Problem to work on
Transcribe every entry below word for word, but skip the pictures.

[Stored records]
|---|
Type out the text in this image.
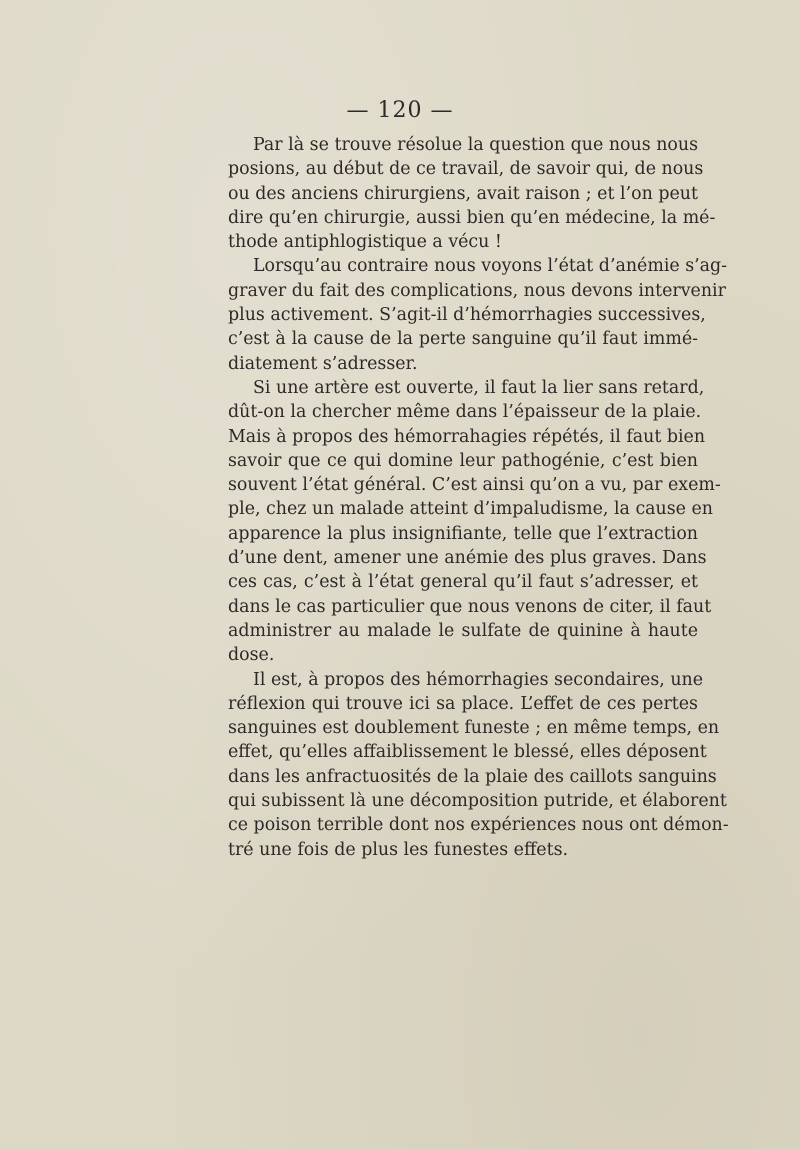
— 120 —
Par là se trouve résolue la question que nous nous
posions, au début de ce travail, de savoir qui, de nous
ou des anciens chirurgiens, avait raison ; et l’on peut
dire qu’en chirurgie, aussi bien qu’en médecine, la mé-
thode antiphlogistique a vécu !
Lorsqu’au contraire nous voyons l’état d’anémie s’ag-
graver du fait des complications, nous devons intervenir
plus activement. S’agit-il d’hémorrhagies successives,
c’est à la cause de la perte sanguine qu’il faut immé-
diatement s’adresser.
Si une artère est ouverte, il faut la lier sans retard,
dût-on la chercher même dans l’épaisseur de la plaie.
Mais à propos des hémorrahagies répétés, il faut bien
savoir que ce qui domine leur pathogénie, c’est bien
souvent l’état général. C’est ainsi qu’on a vu, par exem-
ple, chez un malade atteint d’impaludisme, la cause en
apparence la plus insignifiante, telle que l’extraction
d’une dent, amener une anémie des plus graves. Dans
ces cas, c’est à l’état general qu’il faut s’adresser, et
dans le cas particulier que nous venons de citer, il faut
administrer au malade le sulfate de quinine à haute
dose.
Il est, à propos des hémorrhagies secondaires, une
réflexion qui trouve ici sa place. L’effet de ces pertes
sanguines est doublement funeste ; en même temps, en
effet, qu’elles affaiblissement le blessé, elles déposent
dans les anfractuosités de la plaie des caillots sanguins
qui subissent là une décomposition putride, et élaborent
ce poison terrible dont nos expériences nous ont démon-
tré une fois de plus les funestes effets.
|---|
Final result
Type out the text in this image.
— 120 —
Par là se trouve résolue la question que nous nous
posions, au début de ce travail, de savoir qui, de nous
ou des anciens chirurgiens, avait raison ; et l’on peut
dire qu’en chirurgie, aussi bien qu’en médecine, la mé-
thode antiphlogistique a vécu !
Lorsqu’au contraire nous voyons l’état d’anémie s’ag-
graver du fait des complications, nous devons intervenir
plus activement. S’agit-il d’hémorrhagies successives,
c’est à la cause de la perte sanguine qu’il faut immé-
diatement s’adresser.
Si une artère est ouverte, il faut la lier sans retard,
dût-on la chercher même dans l’épaisseur de la plaie.
Mais à propos des hémorrahagies répétés, il faut bien
savoir que ce qui domine leur pathogénie, c’est bien
souvent l’état général. C’est ainsi qu’on a vu, par exem-
ple, chez un malade atteint d’impaludisme, la cause en
apparence la plus insignifiante, telle que l’extraction
d’une dent, amener une anémie des plus graves. Dans
ces cas, c’est à l’état general qu’il faut s’adresser, et
dans le cas particulier que nous venons de citer, il faut
administrer au malade le sulfate de quinine à haute
dose.
Il est, à propos des hémorrhagies secondaires, une
réflexion qui trouve ici sa place. L’effet de ces pertes
sanguines est doublement funeste ; en même temps, en
effet, qu’elles affaiblissement le blessé, elles déposent
dans les anfractuosités de la plaie des caillots sanguins
qui subissent là une décomposition putride, et élaborent
ce poison terrible dont nos expériences nous ont démon-
tré une fois de plus les funestes effets.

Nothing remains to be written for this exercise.